• [Dataset extract]:
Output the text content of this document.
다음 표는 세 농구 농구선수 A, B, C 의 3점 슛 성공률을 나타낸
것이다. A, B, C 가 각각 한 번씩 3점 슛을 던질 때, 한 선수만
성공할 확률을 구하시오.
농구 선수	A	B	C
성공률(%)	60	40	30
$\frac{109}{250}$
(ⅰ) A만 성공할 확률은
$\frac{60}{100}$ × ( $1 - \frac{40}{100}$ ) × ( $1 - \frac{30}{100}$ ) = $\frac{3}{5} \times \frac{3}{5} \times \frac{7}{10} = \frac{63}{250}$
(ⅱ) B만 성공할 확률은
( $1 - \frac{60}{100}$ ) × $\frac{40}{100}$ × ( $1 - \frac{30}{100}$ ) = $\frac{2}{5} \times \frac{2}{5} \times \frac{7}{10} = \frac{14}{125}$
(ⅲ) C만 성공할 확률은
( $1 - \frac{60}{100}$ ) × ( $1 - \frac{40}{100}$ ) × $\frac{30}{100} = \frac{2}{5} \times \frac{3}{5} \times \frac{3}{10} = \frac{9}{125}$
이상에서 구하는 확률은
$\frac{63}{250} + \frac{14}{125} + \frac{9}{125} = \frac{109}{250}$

• [Directions]:
All of the lines above need to be given again exactly.

• [Task result]:
Output the text content of this document.
다음 표는 세 농구 농구선수 A, B, C 의 3점 슛 성공률을 나타낸
것이다. A, B, C 가 각각 한 번씩 3점 슛을 던질 때, 한 선수만
성공할 확률을 구하시오.
농구 선수	A	B	C
성공률(%)	60	40	30
$\frac{109}{250}$
(ⅰ) A만 성공할 확률은
$\frac{60}{100}$ × ( $1 - \frac{40}{100}$ ) × ( $1 - \frac{30}{100}$ ) = $\frac{3}{5} \times \frac{3}{5} \times \frac{7}{10} = \frac{63}{250}$
(ⅱ) B만 성공할 확률은
( $1 - \frac{60}{100}$ ) × $\frac{40}{100}$ × ( $1 - \frac{30}{100}$ ) = $\frac{2}{5} \times \frac{2}{5} \times \frac{7}{10} = \frac{14}{125}$
(ⅲ) C만 성공할 확률은
( $1 - \frac{60}{100}$ ) × ( $1 - \frac{40}{100}$ ) × $\frac{30}{100} = \frac{2}{5} \times \frac{3}{5} \times \frac{3}{10} = \frac{9}{125}$
이상에서 구하는 확률은
$\frac{63}{250} + \frac{14}{125} + \frac{9}{125} = \frac{109}{250}$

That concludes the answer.